What the task asks –
Look through the data below and return each line where "гектаров" appears.

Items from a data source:
* START *
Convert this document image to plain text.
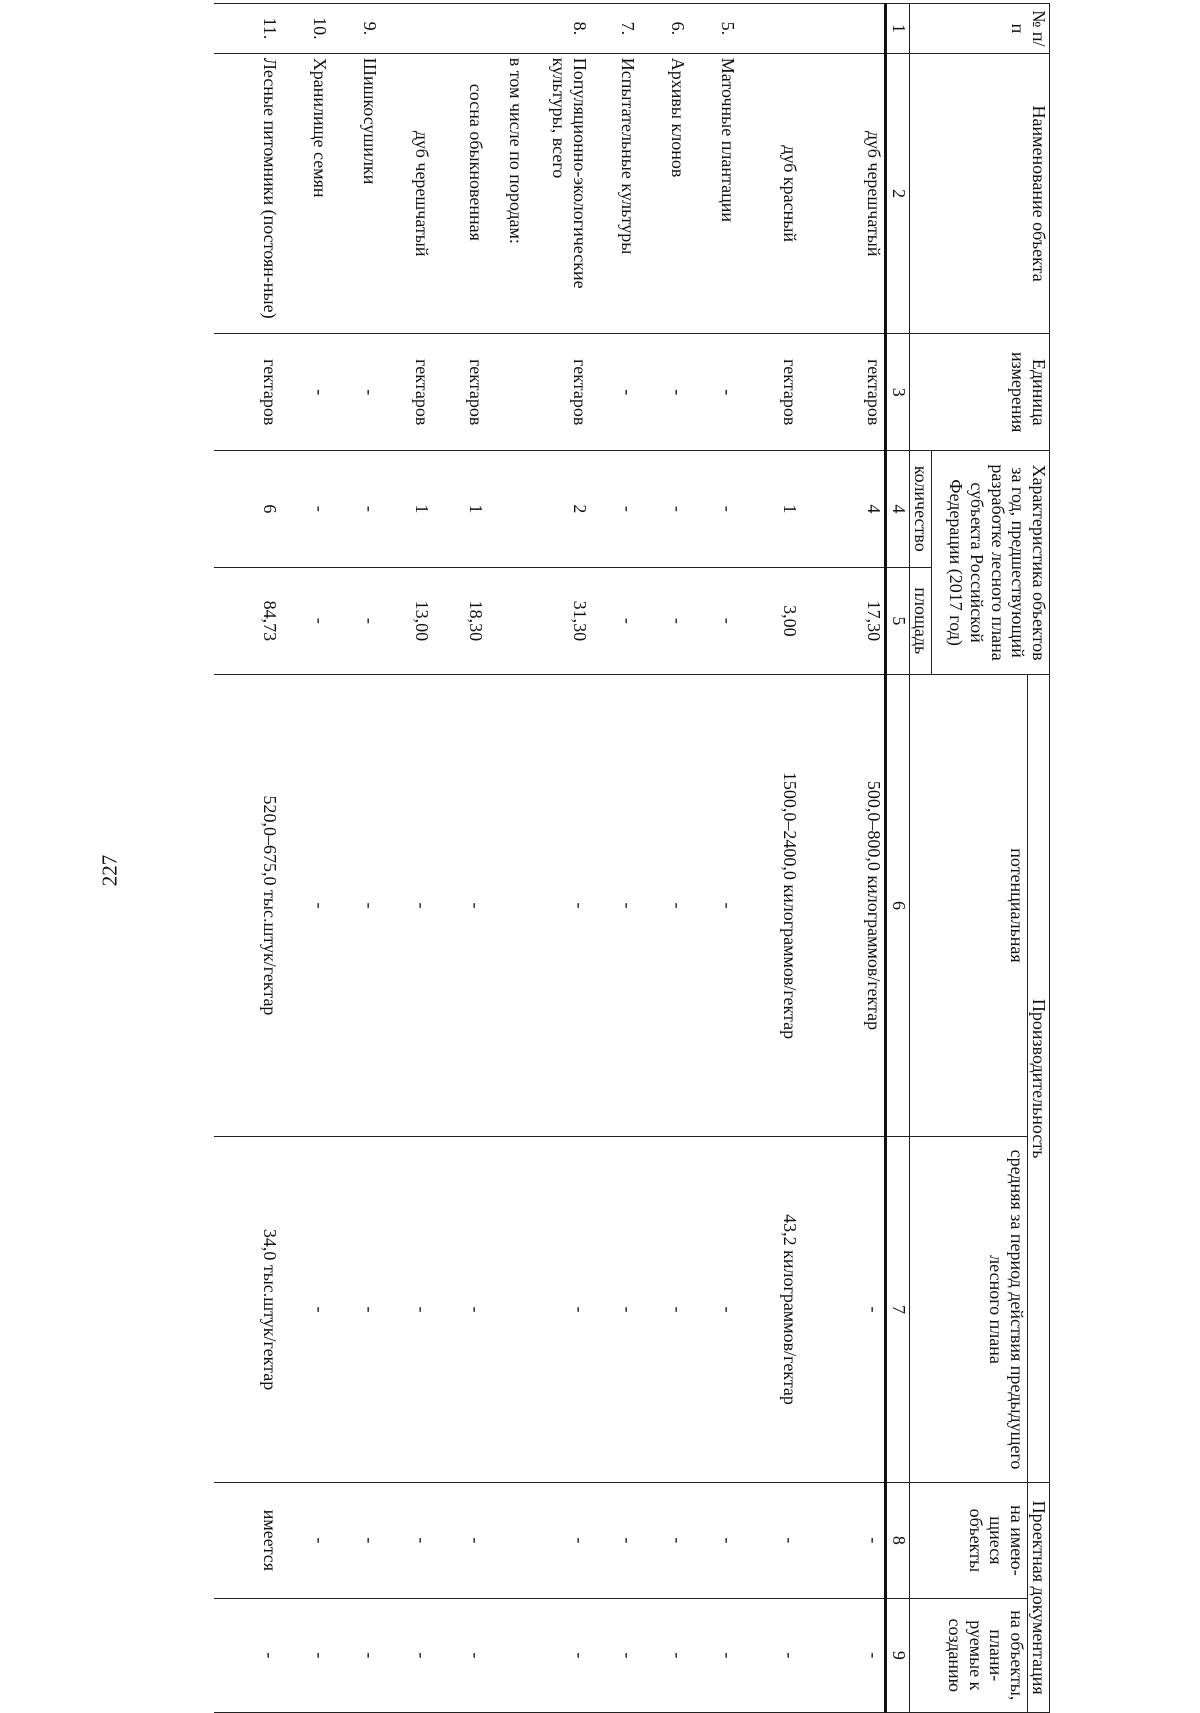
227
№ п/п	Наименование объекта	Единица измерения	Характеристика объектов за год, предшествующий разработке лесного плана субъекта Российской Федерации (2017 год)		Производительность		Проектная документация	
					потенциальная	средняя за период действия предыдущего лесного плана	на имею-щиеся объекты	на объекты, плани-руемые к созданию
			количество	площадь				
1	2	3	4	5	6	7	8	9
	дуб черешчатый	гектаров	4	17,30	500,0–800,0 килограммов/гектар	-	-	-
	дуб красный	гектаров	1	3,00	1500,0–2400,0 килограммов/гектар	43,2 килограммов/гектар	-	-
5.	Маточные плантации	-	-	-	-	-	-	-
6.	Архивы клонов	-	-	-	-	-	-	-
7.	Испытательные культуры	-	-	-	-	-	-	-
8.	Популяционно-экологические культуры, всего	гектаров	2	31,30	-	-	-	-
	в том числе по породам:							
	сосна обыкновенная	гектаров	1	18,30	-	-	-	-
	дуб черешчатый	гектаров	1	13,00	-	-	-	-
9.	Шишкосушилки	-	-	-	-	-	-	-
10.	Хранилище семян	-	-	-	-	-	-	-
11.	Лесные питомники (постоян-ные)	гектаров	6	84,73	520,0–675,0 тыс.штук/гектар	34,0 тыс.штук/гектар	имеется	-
* END *
* START *
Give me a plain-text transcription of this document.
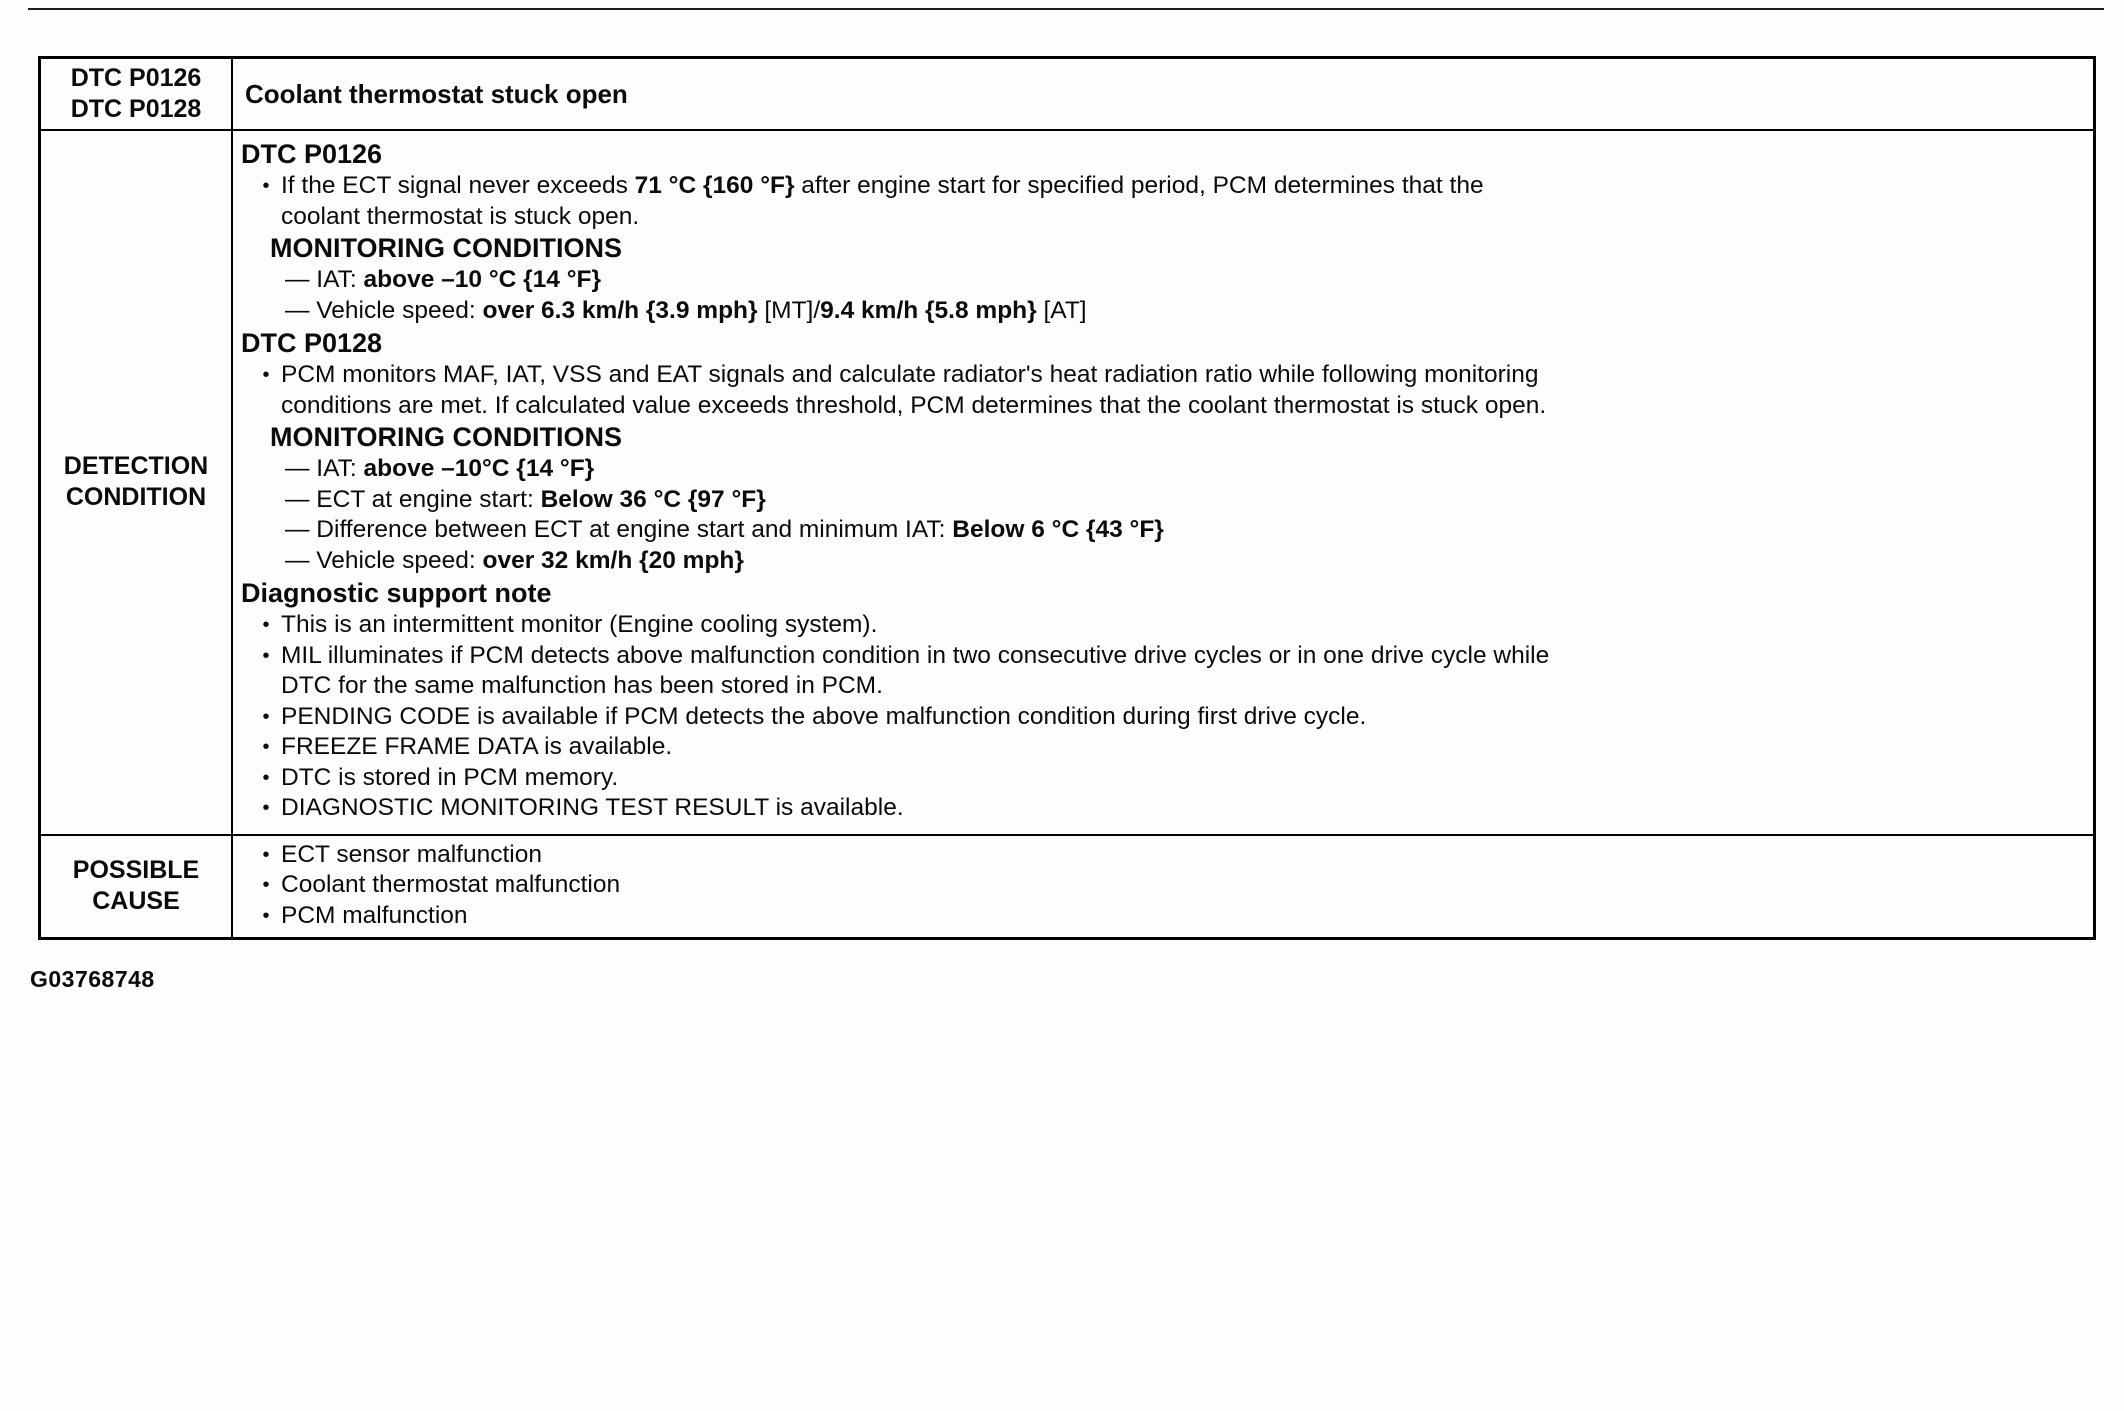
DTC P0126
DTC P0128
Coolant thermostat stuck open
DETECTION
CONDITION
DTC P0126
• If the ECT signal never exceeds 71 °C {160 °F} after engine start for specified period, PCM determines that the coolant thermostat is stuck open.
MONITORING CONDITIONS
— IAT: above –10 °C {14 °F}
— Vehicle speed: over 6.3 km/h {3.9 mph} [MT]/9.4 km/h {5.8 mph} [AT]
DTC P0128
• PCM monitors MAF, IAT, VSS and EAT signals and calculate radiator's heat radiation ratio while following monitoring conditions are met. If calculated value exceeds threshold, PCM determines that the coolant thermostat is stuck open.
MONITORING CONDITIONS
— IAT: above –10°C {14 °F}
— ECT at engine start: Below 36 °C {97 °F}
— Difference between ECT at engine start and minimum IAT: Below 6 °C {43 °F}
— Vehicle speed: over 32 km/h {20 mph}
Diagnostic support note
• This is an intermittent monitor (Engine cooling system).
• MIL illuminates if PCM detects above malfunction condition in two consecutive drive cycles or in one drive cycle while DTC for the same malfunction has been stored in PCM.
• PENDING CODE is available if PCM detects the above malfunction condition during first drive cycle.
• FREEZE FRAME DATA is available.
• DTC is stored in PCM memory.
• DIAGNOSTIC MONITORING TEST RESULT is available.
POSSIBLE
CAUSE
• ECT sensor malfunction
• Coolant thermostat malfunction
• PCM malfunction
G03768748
* END *
Exercise solution –
	дуб черешчатый	гектаров	4	17,30	500,0–800,0 килограммов/гектар	-	-	-
	дуб красный	гектаров	1	3,00	1500,0–2400,0 килограммов/гектар	43,2 килограммов/гектар	-	-
8.	Популяционно-экологические культуры, всего	гектаров	2	31,30	-	-	-	-
	сосна обыкновенная	гектаров	1	18,30	-	-	-	-
	дуб черешчатый	гектаров	1	13,00	-	-	-	-
11.	Лесные питомники (постоян-ные)	гектаров	6	84,73	520,0–675,0 тыс.штук/гектар	34,0 тыс.штук/гектар	имеется	-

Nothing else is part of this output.